**What to work on**
As an exercise in exact copying, transcribe the lines below from the one holding "Type out the text in this image." through the last, with both ends included and pictures left out.

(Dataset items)
# # # #

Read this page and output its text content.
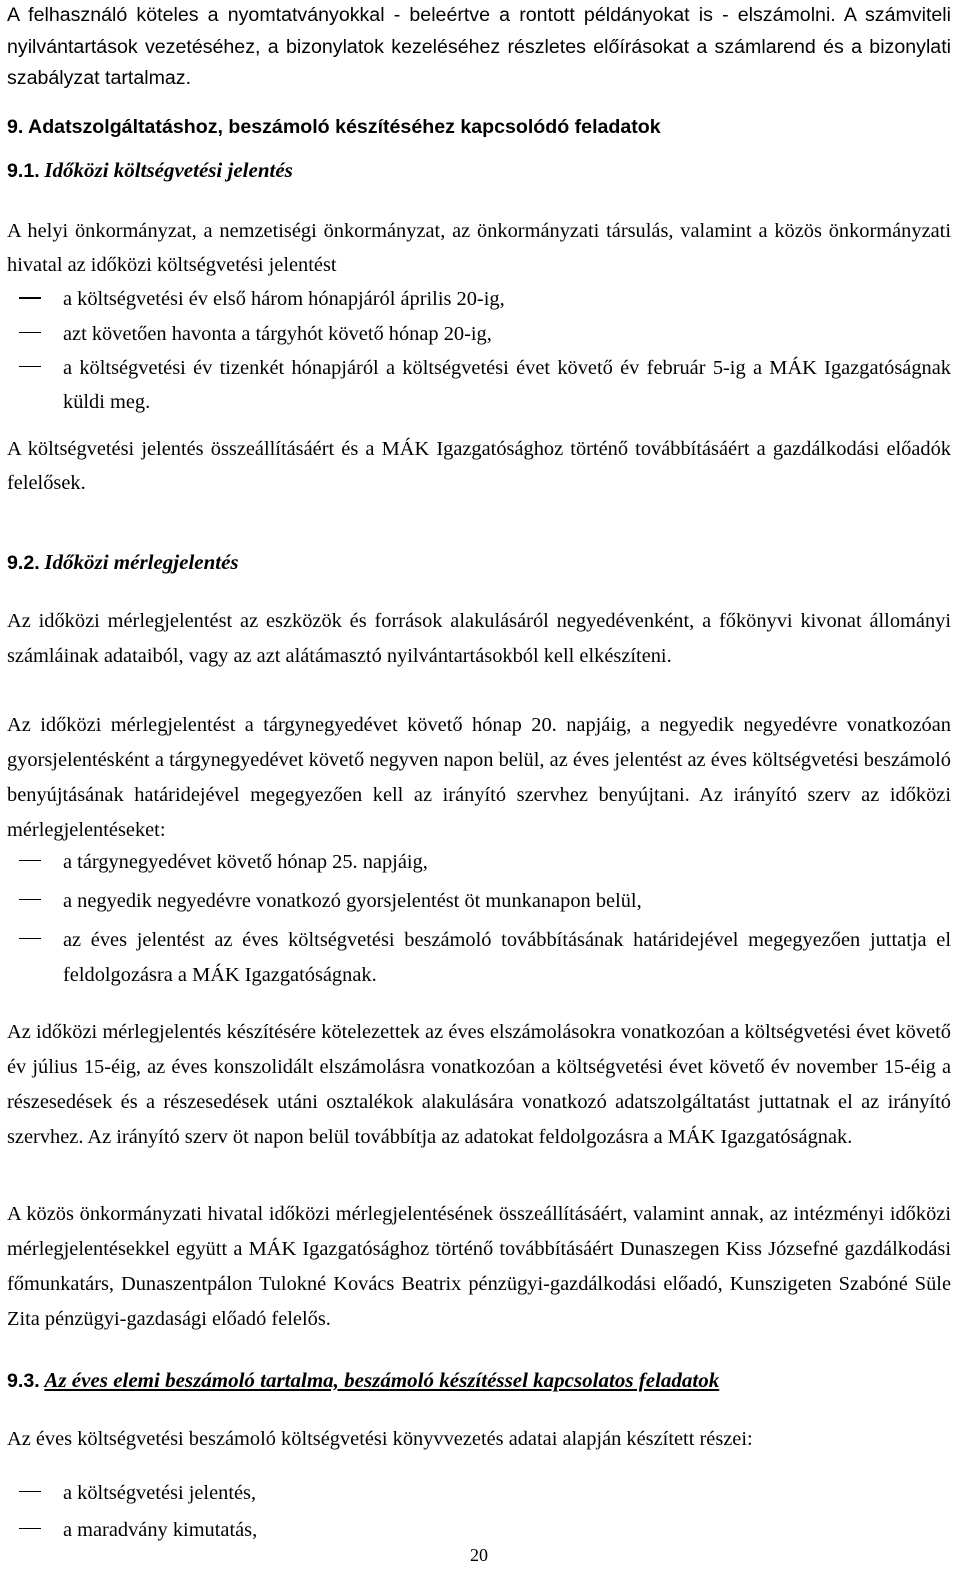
A felhasználó köteles a nyomtatványokkal - beleértve a rontott példányokat is - elszámolni. A számviteli nyilvántartások vezetéséhez, a bizonylatok kezeléséhez részletes előírásokat a számlarend és a bizonylati szabályzat tartalmaz.

9. Adatszolgáltatáshoz, beszámoló készítéséhez kapcsolódó feladatok
9.1. Időközi költségvetési jelentés

A helyi önkormányzat, a nemzetiségi önkormányzat, az önkormányzati társulás, valamint a közös önkormányzati hivatal az időközi költségvetési jelentést

a költségvetési év első három hónapjáról április 20-ig,
azt követően havonta a tárgyhót követő hónap 20-ig,
a költségvetési év tizenkét hónapjáról a költségvetési évet követő év február 5-ig a MÁK Igazgatóságnak küldi meg.

A költségvetési jelentés összeállításáért és a MÁK Igazgatósághoz történő továbbításáért a gazdálkodási előadók felelősek.

9.2. Időközi mérlegjelentés

Az időközi mérlegjelentést az eszközök és források alakulásáról negyedévenként, a főkönyvi kivonat állományi számláinak adataiból, vagy az azt alátámasztó nyilvántartásokból kell elkészíteni.

Az időközi mérlegjelentést a tárgynegyedévet követő hónap 20. napjáig, a negyedik negyedévre vonatkozóan gyorsjelentésként a tárgynegyedévet követő negyven napon belül, az éves jelentést az éves költségvetési beszámoló benyújtásának határidejével megegyezően kell az irányító szervhez benyújtani. Az irányító szerv az időközi mérlegjelentéseket:

a tárgynegyedévet követő hónap 25. napjáig,
a negyedik negyedévre vonatkozó gyorsjelentést öt munkanapon belül,
az éves jelentést az éves költségvetési beszámoló továbbításának határidejével megegyezően juttatja el feldolgozásra a MÁK Igazgatóságnak.

Az időközi mérlegjelentés készítésére kötelezettek az éves elszámolásokra vonatkozóan a költségvetési évet követő év július 15-éig, az éves konszolidált elszámolásra vonatkozóan a költségvetési évet követő év november 15-éig a részesedések és a részesedések utáni osztalékok alakulására vonatkozó adatszolgáltatást juttatnak el az irányító szervhez. Az irányító szerv öt napon belül továbbítja az adatokat feldolgozásra a MÁK Igazgatóságnak.

A közös önkormányzati hivatal időközi mérlegjelentésének összeállításáért, valamint annak, az intézményi időközi mérlegjelentésekkel együtt a MÁK Igazgatósághoz történő továbbításáért Dunaszegen Kiss Józsefné gazdálkodási főmunkatárs, Dunaszentpálon Tulokné Kovács Beatrix pénzügyi-gazdálkodási előadó, Kunszigeten Szabóné Süle Zita pénzügyi-gazdasági előadó felelős.

9.3. Az éves elemi beszámoló tartalma, beszámoló készítéssel kapcsolatos feladatok

Az éves költségvetési beszámoló költségvetési könyvvezetés adatai alapján készített részei:

a költségvetési jelentés,
a maradvány kimutatás,
20
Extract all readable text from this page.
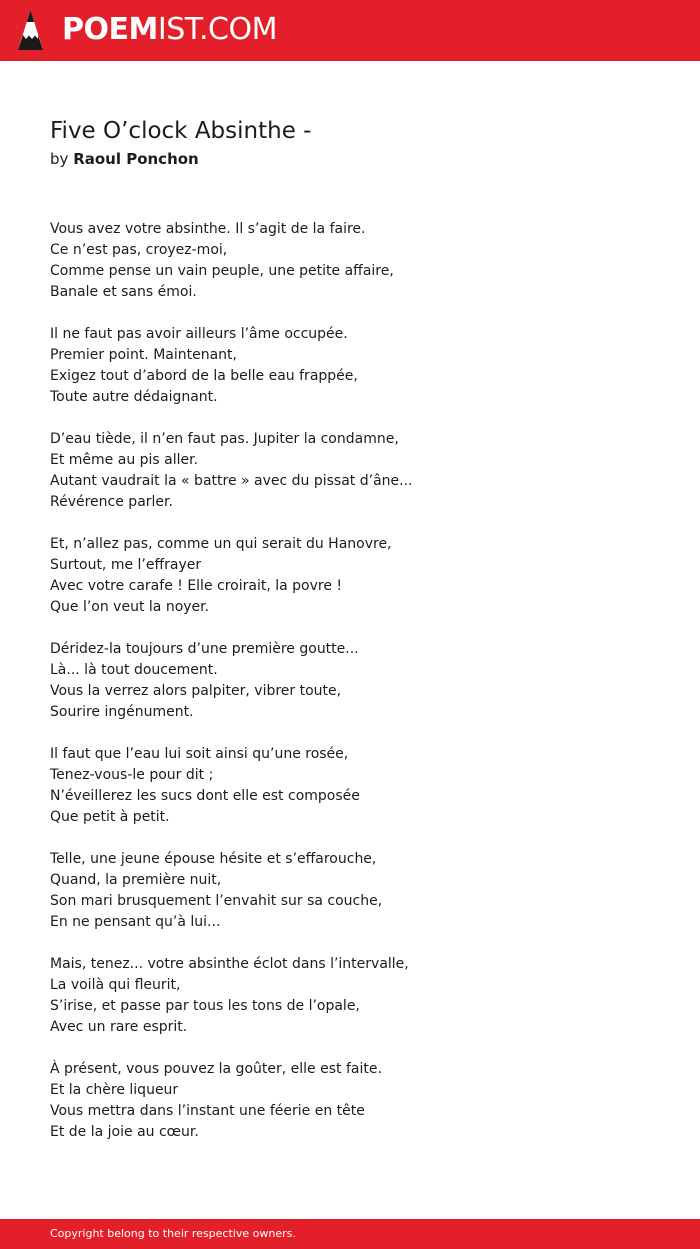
POEMIST.COM
Five O’clock Absinthe -
by Raoul Ponchon
Vous avez votre absinthe. Il s’agit de la faire.
Ce n’est pas, croyez-moi,
Comme pense un vain peuple, une petite affaire,
Banale et sans émoi.
Il ne faut pas avoir ailleurs l’âme occupée.
Premier point. Maintenant,
Exigez tout d’abord de la belle eau frappée,
Toute autre dédaignant.
D’eau tiède, il n’en faut pas. Jupiter la condamne,
Et même au pis aller.
Autant vaudrait la « battre » avec du pissat d’âne...
Révérence parler.
Et, n’allez pas, comme un qui serait du Hanovre,
Surtout, me l’effrayer
Avec votre carafe ! Elle croirait, la povre !
Que l’on veut la noyer.
Déridez-la toujours d’une première goutte...
Là... là tout doucement.
Vous la verrez alors palpiter, vibrer toute,
Sourire ingénument.
Il faut que l’eau lui soit ainsi qu’une rosée,
Tenez-vous-le pour dit ;
N’éveillerez les sucs dont elle est composée
Que petit à petit.
Telle, une jeune épouse hésite et s’effarouche,
Quand, la première nuit,
Son mari brusquement l’envahit sur sa couche,
En ne pensant qu’à lui...
Mais, tenez... votre absinthe éclot dans l’intervalle,
La voilà qui fleurit,
S’irise, et passe par tous les tons de l’opale,
Avec un rare esprit.
À présent, vous pouvez la goûter, elle est faite.
Et la chère liqueur
Vous mettra dans l’instant une féerie en tête
Et de la joie au cœur.
Copyright belong to their respective owners.
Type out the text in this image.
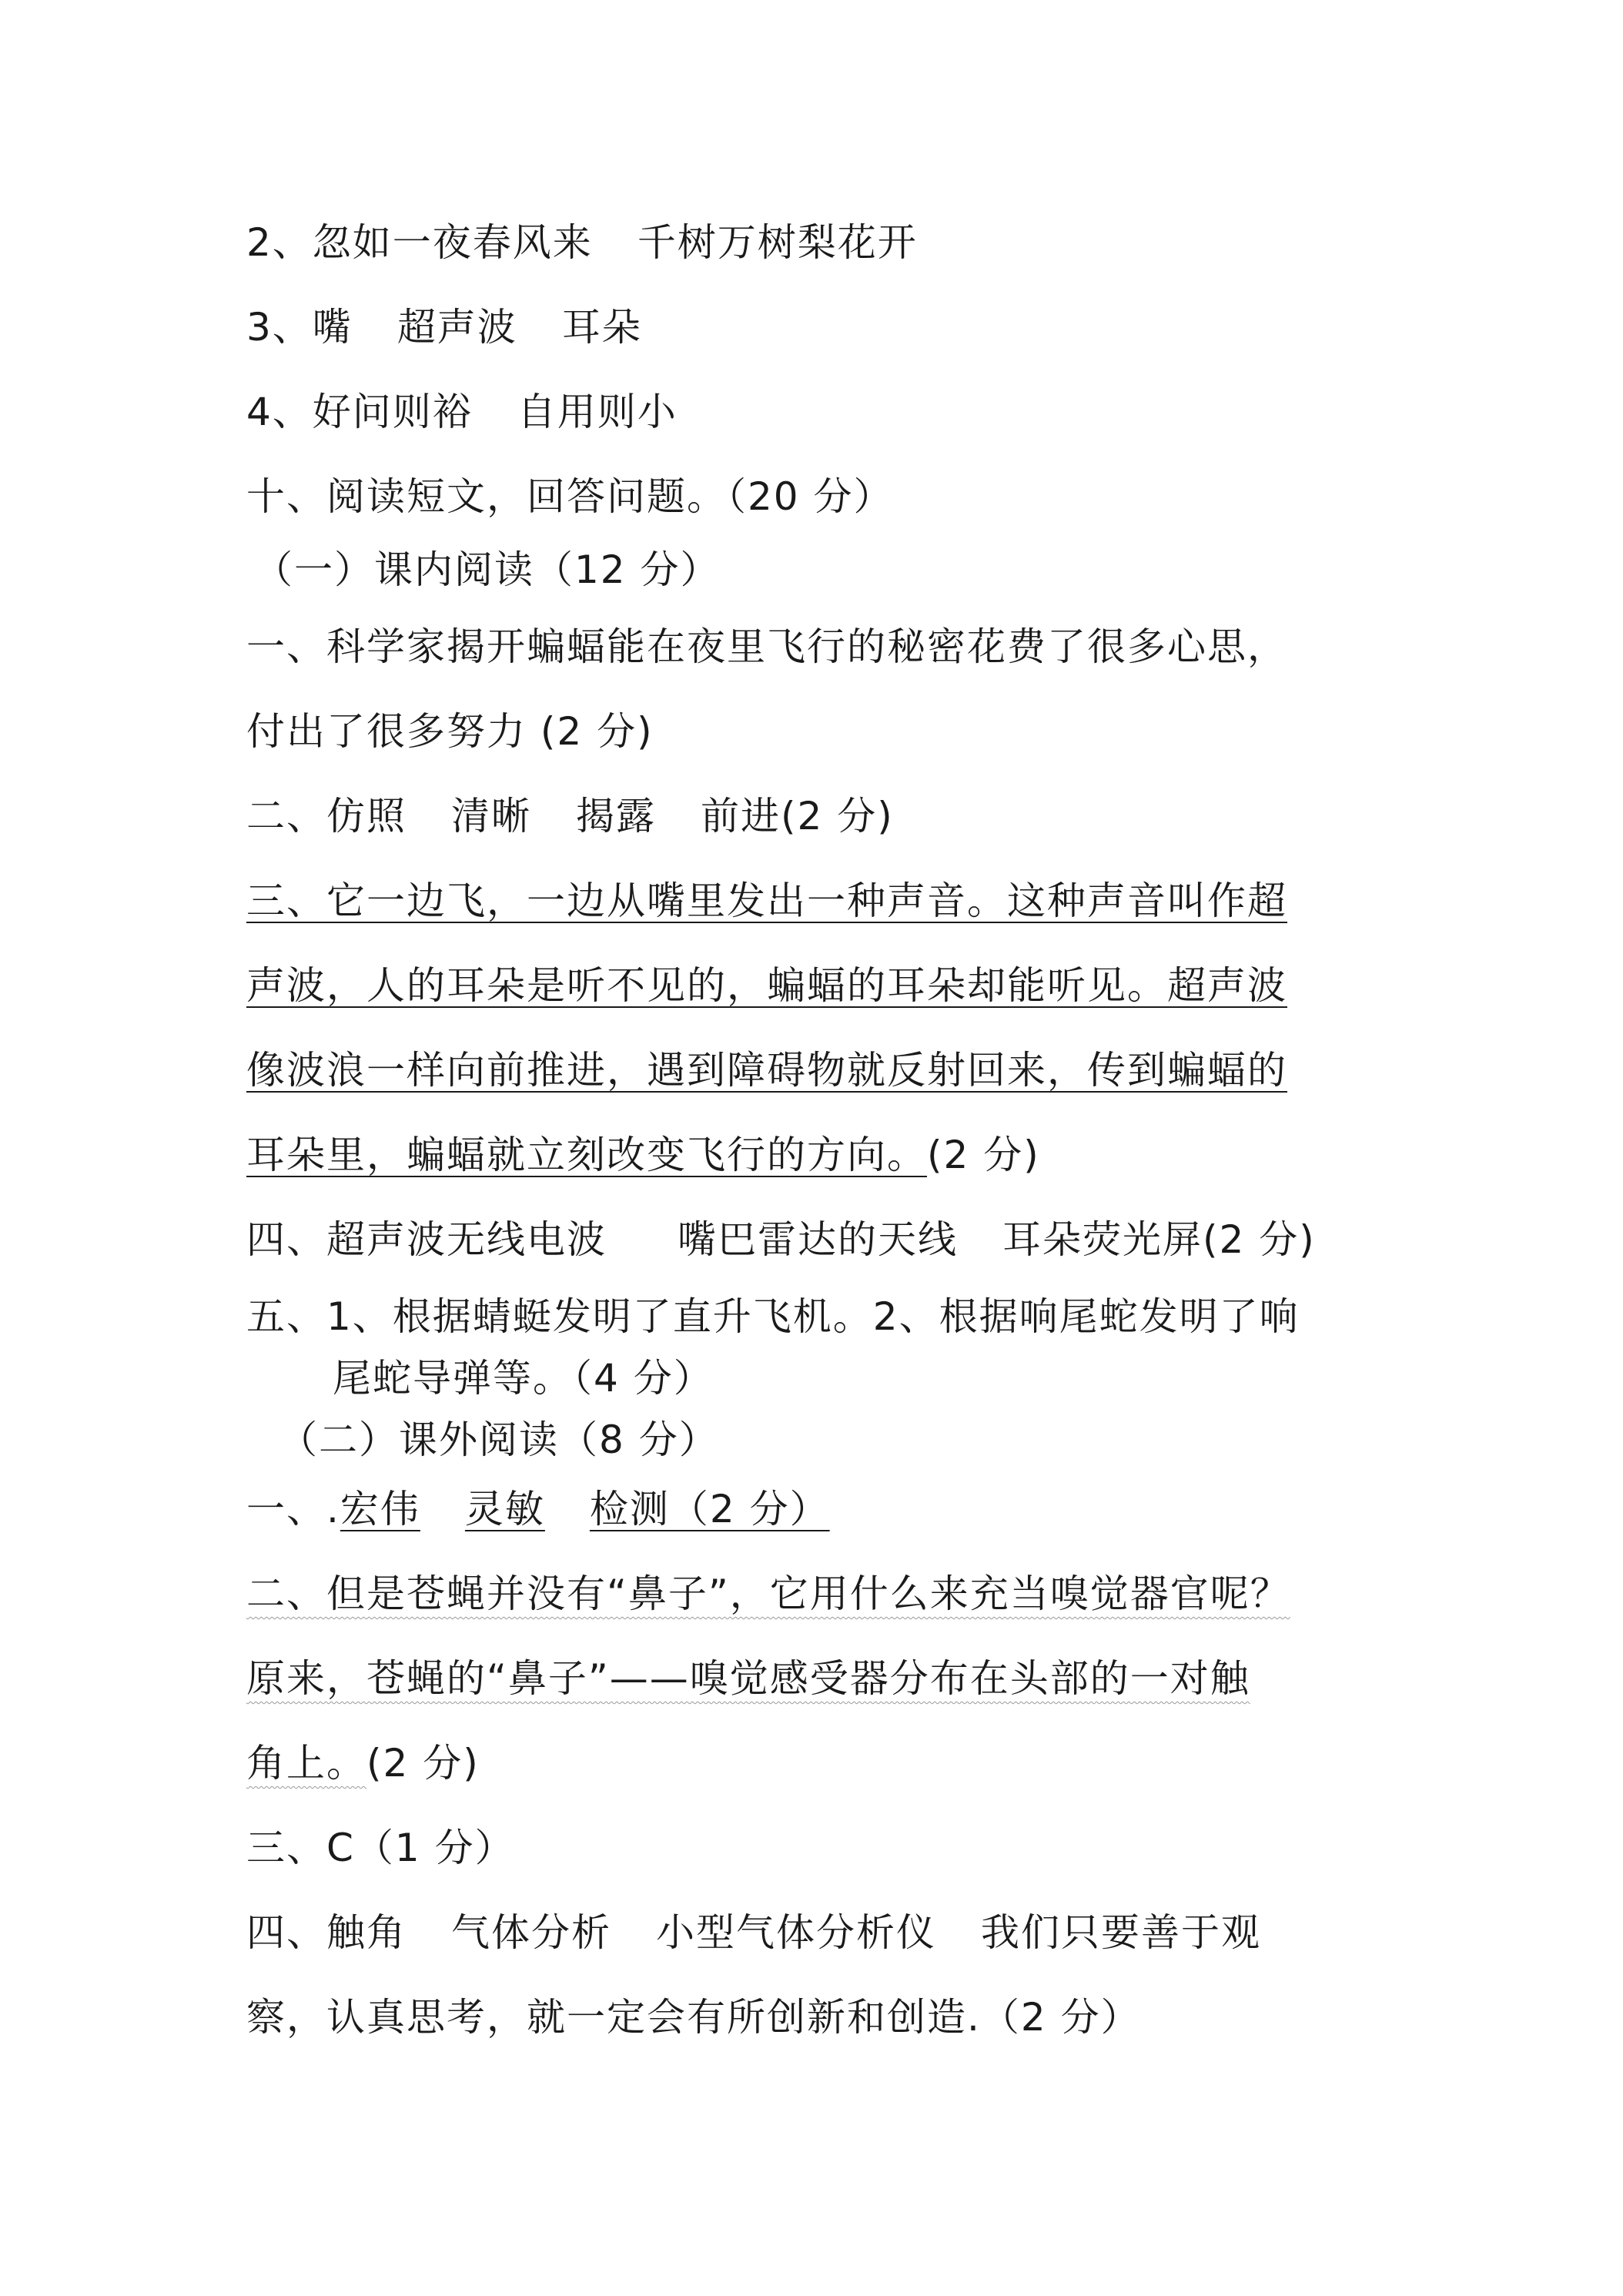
2、忽如一夜春风来 千树万树梨花开
3、嘴 超声波 耳朵
4、好问则裕 自用则小
十、阅读短文，回答问题。（20 分）
（一）课内阅读（12 分）
一、科学家揭开蝙蝠能在夜里飞行的秘密花费了很多心思，
付出了很多努力 (2 分)
二、仿照 清晰 揭露 前进(2 分)
三、它一边飞，一边从嘴里发出一种声音。这种声音叫作超
声波，人的耳朵是听不见的，蝙蝠的耳朵却能听见。超声波
像波浪一样向前推进，遇到障碍物就反射回来，传到蝙蝠的
耳朵里，蝙蝠就立刻改变飞行的方向。(2 分)
四、超声波无线电波 嘴巴雷达的天线 耳朵荧光屏(2 分)
五、1、根据蜻蜓发明了直升飞机。2、根据响尾蛇发明了响
尾蛇导弹等。（4 分）
（二）课外阅读（8 分）
一、.宏伟 灵敏 检测（2 分）
二、但是苍蝇并没有“鼻子”，它用什么来充当嗅觉器官呢？
原来，苍蝇的“鼻子”——嗅觉感受器分布在头部的一对触
角上。(2 分)
三、C（1 分）
四、触角 气体分析 小型气体分析仪 我们只要善于观
察，认真思考，就一定会有所创新和创造.（2 分）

# # # #

**Complete response**
Type out the text in this image.
2、忽如一夜春风来 千树万树梨花开
3、嘴 超声波 耳朵
4、好问则裕 自用则小
十、阅读短文，回答问题。（20 分）
（一）课内阅读（12 分）
一、科学家揭开蝙蝠能在夜里飞行的秘密花费了很多心思，
付出了很多努力 (2 分)
二、仿照 清晰 揭露 前进(2 分)
三、它一边飞，一边从嘴里发出一种声音。这种声音叫作超
声波，人的耳朵是听不见的，蝙蝠的耳朵却能听见。超声波
像波浪一样向前推进，遇到障碍物就反射回来，传到蝙蝠的
耳朵里，蝙蝠就立刻改变飞行的方向。(2 分)
四、超声波无线电波 嘴巴雷达的天线 耳朵荧光屏(2 分)
五、1、根据蜻蜓发明了直升飞机。2、根据响尾蛇发明了响
尾蛇导弹等。（4 分）
（二）课外阅读（8 分）
一、.宏伟 灵敏 检测（2 分）
二、但是苍蝇并没有“鼻子”，它用什么来充当嗅觉器官呢？
原来，苍蝇的“鼻子”——嗅觉感受器分布在头部的一对触
角上。(2 分)
三、C（1 分）
四、触角 气体分析 小型气体分析仪 我们只要善于观
察，认真思考，就一定会有所创新和创造.（2 分）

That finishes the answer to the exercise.